To be done :: Every entry must be echoed exactly.

Data shown ::
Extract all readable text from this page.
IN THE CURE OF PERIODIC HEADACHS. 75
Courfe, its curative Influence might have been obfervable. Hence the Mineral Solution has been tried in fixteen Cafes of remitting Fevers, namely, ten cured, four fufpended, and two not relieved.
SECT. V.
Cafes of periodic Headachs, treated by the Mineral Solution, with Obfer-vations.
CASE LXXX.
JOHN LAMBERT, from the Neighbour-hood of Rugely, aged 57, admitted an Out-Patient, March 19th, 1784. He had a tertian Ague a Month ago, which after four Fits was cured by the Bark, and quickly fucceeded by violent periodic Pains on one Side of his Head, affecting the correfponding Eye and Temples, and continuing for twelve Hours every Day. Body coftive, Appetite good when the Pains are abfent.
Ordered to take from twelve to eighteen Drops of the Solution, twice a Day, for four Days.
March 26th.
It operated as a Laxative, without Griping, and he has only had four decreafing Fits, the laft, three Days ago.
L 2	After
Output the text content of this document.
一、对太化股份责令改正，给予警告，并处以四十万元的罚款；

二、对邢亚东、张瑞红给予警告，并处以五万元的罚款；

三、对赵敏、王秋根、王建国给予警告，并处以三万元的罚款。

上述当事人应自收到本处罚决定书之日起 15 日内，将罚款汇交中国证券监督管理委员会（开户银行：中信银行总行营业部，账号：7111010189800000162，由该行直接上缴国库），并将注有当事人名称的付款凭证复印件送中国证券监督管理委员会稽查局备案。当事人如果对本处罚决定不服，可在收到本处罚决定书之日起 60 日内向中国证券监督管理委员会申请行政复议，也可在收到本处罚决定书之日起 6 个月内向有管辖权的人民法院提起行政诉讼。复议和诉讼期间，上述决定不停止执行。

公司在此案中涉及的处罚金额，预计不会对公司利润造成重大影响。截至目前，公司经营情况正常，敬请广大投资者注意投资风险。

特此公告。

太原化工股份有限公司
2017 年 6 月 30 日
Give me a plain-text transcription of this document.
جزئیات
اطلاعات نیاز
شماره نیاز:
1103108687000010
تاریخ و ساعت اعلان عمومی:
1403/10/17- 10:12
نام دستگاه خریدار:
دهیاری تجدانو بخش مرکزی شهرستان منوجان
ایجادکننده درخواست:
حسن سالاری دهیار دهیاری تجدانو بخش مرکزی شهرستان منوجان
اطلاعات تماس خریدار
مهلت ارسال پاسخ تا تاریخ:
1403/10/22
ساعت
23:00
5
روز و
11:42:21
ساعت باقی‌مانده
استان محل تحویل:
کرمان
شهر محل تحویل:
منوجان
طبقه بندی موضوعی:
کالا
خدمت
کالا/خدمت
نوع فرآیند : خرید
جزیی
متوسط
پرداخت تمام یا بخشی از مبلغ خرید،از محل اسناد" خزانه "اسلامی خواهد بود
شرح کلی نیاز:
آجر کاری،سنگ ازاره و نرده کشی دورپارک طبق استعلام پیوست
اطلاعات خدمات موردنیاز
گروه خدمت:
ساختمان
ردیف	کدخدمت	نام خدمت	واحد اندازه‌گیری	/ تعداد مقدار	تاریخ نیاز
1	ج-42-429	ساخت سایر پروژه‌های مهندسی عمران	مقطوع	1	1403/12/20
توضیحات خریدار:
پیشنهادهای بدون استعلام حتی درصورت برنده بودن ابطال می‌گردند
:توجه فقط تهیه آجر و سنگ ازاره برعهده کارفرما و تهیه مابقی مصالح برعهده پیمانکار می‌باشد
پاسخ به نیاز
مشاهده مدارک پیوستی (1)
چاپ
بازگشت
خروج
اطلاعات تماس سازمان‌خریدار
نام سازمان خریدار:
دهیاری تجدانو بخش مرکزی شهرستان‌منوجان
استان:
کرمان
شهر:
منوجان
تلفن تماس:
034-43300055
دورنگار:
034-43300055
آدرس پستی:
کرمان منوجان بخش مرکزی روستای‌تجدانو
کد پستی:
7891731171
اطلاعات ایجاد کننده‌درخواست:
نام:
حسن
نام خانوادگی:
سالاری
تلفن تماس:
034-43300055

Output of the exercise ::
Extract all readable text from this page.
IN THE CURE OF PERIODIC HEADACHS. 75
Courfe, its curative Influence might have been obfervable. Hence the Mineral Solution has been tried in fixteen Cafes of remitting Fevers, namely, ten cured, four fufpended, and two not relieved.
SECT. V.
Cafes of periodic Headachs, treated by the Mineral Solution, with Obfer-vations.
CASE LXXX.
JOHN LAMBERT, from the Neighbour-hood of Rugely, aged 57, admitted an Out-Patient, March 19th, 1784. He had a tertian Ague a Month ago, which after four Fits was cured by the Bark, and quickly fucceeded by violent periodic Pains on one Side of his Head, affecting the correfponding Eye and Temples, and continuing for twelve Hours every Day. Body coftive, Appetite good when the Pains are abfent.
Ordered to take from twelve to eighteen Drops of the Solution, twice a Day, for four Days.
March 26th.
It operated as a Laxative, without Griping, and he has only had four decreafing Fits, the laft, three Days ago.
L 2	After
Output the text content of this document.
一、对太化股份责令改正，给予警告，并处以四十万元的罚款；

二、对邢亚东、张瑞红给予警告，并处以五万元的罚款；

三、对赵敏、王秋根、王建国给予警告，并处以三万元的罚款。

上述当事人应自收到本处罚决定书之日起 15 日内，将罚款汇交中国证券监督管理委员会（开户银行：中信银行总行营业部，账号：7111010189800000162，由该行直接上缴国库），并将注有当事人名称的付款凭证复印件送中国证券监督管理委员会稽查局备案。当事人如果对本处罚决定不服，可在收到本处罚决定书之日起 60 日内向中国证券监督管理委员会申请行政复议，也可在收到本处罚决定书之日起 6 个月内向有管辖权的人民法院提起行政诉讼。复议和诉讼期间，上述决定不停止执行。

公司在此案中涉及的处罚金额，预计不会对公司利润造成重大影响。截至目前，公司经营情况正常，敬请广大投资者注意投资风险。

特此公告。

太原化工股份有限公司
2017 年 6 月 30 日
Give me a plain-text transcription of this document.
جزئیات
اطلاعات نیاز
شماره نیاز:
1103108687000010
تاریخ و ساعت اعلان عمومی:
1403/10/17- 10:12
نام دستگاه خریدار:
دهیاری تجدانو بخش مرکزی شهرستان منوجان
ایجادکننده درخواست:
حسن سالاری دهیار دهیاری تجدانو بخش مرکزی شهرستان منوجان
اطلاعات تماس خریدار
مهلت ارسال پاسخ تا تاریخ:
1403/10/22
ساعت
23:00
5
روز و
11:42:21
ساعت باقی‌مانده
استان محل تحویل:
کرمان
شهر محل تحویل:
منوجان
طبقه بندی موضوعی:
کالا
خدمت
کالا/خدمت
نوع فرآیند : خرید
جزیی
متوسط
پرداخت تمام یا بخشی از مبلغ خرید،از محل اسناد" خزانه "اسلامی خواهد بود
شرح کلی نیاز:
آجر کاری،سنگ ازاره و نرده کشی دورپارک طبق استعلام پیوست
اطلاعات خدمات موردنیاز
گروه خدمت:
ساختمان
ردیف	کدخدمت	نام خدمت	واحد اندازه‌گیری	/ تعداد مقدار	تاریخ نیاز
1	ج-42-429	ساخت سایر پروژه‌های مهندسی عمران	مقطوع	1	1403/12/20
توضیحات خریدار:
پیشنهادهای بدون استعلام حتی درصورت برنده بودن ابطال می‌گردند
:توجه فقط تهیه آجر و سنگ ازاره برعهده کارفرما و تهیه مابقی مصالح برعهده پیمانکار می‌باشد
پاسخ به نیاز
مشاهده مدارک پیوستی (1)
چاپ
بازگشت
خروج
اطلاعات تماس سازمان‌خریدار
نام سازمان خریدار:
دهیاری تجدانو بخش مرکزی شهرستان‌منوجان
استان:
کرمان
شهر:
منوجان
تلفن تماس:
034-43300055
دورنگار:
034-43300055
آدرس پستی:
کرمان منوجان بخش مرکزی روستای‌تجدانو
کد پستی:
7891731171
اطلاعات ایجاد کننده‌درخواست:
نام:
حسن
نام خانوادگی:
سالاری
تلفن تماس:
034-43300055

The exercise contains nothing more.